## EXCERPTED PASSAGE
|---|

This'd be the government's counterattack, for which by now they should have lots of ammunition. Power politix in Pakland consists in large part of pawing through the boodle...
The battle lines are surely being drawn. On Wednesday, in BBC’s Hardtalk Pakistan, General Pervez Musharraf lambasted the MMA on a range of issues. The government is also cut up with the alliance for going back on its word to support the NSC bill, an understanding which the government claims was part of the package deal on the Legal Framework Order. In the wake of this come the moves by NAB and the Joint Director Intelligence Bureau (IB). The two organisations have recently exchanged information on Lutfur Rehman, the brother of Maulana Fazlur Rehman, chief of Jamiat Ulema-e-Islam-F, Asif Iqbal Daudzai, the minister for information, and Zafar Azam, the man responsible for several ministries, among others, industries, law and labour. Lutfur Rehman is the political deputy to his elder brother, and the actual front-man for all his non-political business.
Fazl's consigliere...
Daudzai and Zafar Azam represent the JUI-F in the provincial cabinet. Asif Daudzai, Peshawar-based officials told TFT, until becoming a minister was running a private school near Peshawar.
That'd be a religious school, of course...
A former ANP (Awami National Party) student leader, Daudzai joined the MMA just ahead of the October 2002 election. He is generally known for his love for things material, giving rise to numerous colourful stories about him.
The ANP is the closest thing to a liberal party that Pakistan has, he obviously saw which way the wind was blowing before the elections.
Zafar Azam is reportedly a US national and owns a Restaurant cum Club in Alexandria in Virginia. Insiders say he is an adept political wheeler-dealer and generally gets it right about which side of the bread is buttered. Affiliated with the JUI-F since 1993, Azam is reportedly close to Aftab Sherpao as well.
Sherpao is a PPP bigwig. Another one with a foot in each camp...

|---|

## RECORD EXCERPTS
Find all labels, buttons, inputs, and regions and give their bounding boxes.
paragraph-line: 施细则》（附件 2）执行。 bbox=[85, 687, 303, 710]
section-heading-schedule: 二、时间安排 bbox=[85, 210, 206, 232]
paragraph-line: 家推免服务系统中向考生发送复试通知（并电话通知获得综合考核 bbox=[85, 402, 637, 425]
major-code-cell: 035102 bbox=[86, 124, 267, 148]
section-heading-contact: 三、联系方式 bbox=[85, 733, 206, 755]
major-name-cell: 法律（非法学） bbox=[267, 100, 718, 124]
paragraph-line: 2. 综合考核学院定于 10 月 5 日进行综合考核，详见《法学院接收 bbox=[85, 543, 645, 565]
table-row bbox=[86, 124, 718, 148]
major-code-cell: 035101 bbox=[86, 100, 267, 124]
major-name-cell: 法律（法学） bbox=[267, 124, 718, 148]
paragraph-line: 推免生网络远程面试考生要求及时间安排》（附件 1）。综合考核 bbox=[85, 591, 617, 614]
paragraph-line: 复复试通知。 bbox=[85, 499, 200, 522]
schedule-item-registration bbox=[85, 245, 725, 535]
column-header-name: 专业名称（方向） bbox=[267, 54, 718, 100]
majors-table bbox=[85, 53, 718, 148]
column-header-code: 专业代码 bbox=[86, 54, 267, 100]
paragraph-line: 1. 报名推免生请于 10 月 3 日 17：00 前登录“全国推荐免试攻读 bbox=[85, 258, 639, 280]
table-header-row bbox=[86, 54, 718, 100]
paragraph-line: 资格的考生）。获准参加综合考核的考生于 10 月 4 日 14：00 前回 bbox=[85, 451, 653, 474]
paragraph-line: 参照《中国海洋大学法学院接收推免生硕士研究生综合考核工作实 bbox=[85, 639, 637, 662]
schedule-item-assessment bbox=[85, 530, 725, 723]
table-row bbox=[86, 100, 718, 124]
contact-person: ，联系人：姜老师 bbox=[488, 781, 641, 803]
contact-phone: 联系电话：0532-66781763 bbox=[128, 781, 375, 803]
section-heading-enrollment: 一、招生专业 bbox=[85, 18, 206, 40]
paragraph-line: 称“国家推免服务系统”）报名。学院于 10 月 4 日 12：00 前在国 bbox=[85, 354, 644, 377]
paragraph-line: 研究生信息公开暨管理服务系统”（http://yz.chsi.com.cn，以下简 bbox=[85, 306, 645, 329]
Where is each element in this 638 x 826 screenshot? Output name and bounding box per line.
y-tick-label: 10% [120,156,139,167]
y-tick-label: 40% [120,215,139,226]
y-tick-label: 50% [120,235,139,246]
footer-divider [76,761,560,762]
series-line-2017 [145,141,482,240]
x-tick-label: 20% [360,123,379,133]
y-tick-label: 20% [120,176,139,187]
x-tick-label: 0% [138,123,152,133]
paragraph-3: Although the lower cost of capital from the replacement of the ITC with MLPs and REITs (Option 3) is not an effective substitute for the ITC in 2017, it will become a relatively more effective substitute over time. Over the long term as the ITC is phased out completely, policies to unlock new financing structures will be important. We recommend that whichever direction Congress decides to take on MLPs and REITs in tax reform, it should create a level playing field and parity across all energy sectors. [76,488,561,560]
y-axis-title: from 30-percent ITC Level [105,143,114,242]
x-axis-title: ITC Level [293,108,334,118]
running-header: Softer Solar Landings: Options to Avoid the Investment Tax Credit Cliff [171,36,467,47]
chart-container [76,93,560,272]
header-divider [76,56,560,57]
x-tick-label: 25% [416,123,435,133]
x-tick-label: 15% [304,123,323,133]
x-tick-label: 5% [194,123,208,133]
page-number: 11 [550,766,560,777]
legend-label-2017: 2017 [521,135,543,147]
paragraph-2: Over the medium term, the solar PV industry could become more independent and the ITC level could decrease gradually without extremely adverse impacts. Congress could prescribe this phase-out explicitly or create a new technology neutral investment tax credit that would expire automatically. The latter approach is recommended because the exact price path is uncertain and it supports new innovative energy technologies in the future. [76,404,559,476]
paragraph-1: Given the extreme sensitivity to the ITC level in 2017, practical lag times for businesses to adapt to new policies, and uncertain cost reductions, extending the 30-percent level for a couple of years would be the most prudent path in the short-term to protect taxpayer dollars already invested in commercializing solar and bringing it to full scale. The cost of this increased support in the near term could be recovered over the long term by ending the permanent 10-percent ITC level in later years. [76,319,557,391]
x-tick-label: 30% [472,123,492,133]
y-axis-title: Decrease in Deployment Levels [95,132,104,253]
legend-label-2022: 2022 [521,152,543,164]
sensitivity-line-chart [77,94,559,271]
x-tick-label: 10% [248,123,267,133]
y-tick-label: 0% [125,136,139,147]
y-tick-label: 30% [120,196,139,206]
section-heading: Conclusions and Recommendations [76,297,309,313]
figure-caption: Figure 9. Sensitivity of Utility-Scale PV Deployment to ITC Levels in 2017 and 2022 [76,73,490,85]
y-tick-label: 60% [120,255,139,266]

|---|

## PROBLEM SET
1. Answer these questions using the excerpt on Pakistani politics, one line each:
(a) Who lambasted the MMA on BBC's Hardtalk Pakistan?
(b) What was Asif Daudzai running near Peshawar until he became a minister?
(c) Since what year has Zafar Azam been affiliated with the JUI-F?
2. Copy the part of the excerpt on Pakistani politics starting with "A former ANP" and going on through "Sherpao as well.".
3. Proceed with the excerpt on Pakistani politics from where it stops.

## ANSWERS BY TASK
1.
(a) General Pervez Musharraf
(b) A private school
(c) 1993

2.
A former ANP (Awami National Party) student leader, Daudzai joined the MMA just ahead of the October 2002 election. He is generally known for his love for things material, giving rise to numerous colourful stories about him.
The ANP is the closest thing to a liberal party that Pakistan has, he obviously saw which way the wind was blowing before the elections.
Zafar Azam is reportedly a US national and owns a Restaurant cum Club in Alexandria in Virginia. Insiders say he is an adept political wheeler-dealer and generally gets it right about which side of the bread is buttered. Affiliated with the JUI-F since 1993, Azam is reportedly close to Aftab Sherpao as well.

3.
NAB, which deserves credit for having recovered billions in bad loans from the nationalised banks has also come under fire for allowing itself to be used as a political tool by the government. It is still a party to cases against two federal ministers Faisal Saleh Hayat and Aftab Sherpao. In fact, Pakistan Peoples Party accuses NAB of midwifing the birth of two factions out of the original PPP: the Patriots and the PPP (Sherpao). Insiders now say the NAB might be out to do a Caesarean section on the MMA to break it up and get it off the federal government’s back. Of course, the strategy becomes viable because most politicians have skeletons in the cupboard and it is easy to put them on the chopping block.
It should be even easier when you consider the sizes of the egos involved. I'm surprised it hasn't happened yet. I put it down to Qazi's leadership — and the number of gunnies at his command.
The federal government also knows that not many will mourn the demise of the MMA government in the NWFP, which is already under fire for having done next to nothing for the public.
They've painted over some signs, and shut down any legal liquor stores that were left...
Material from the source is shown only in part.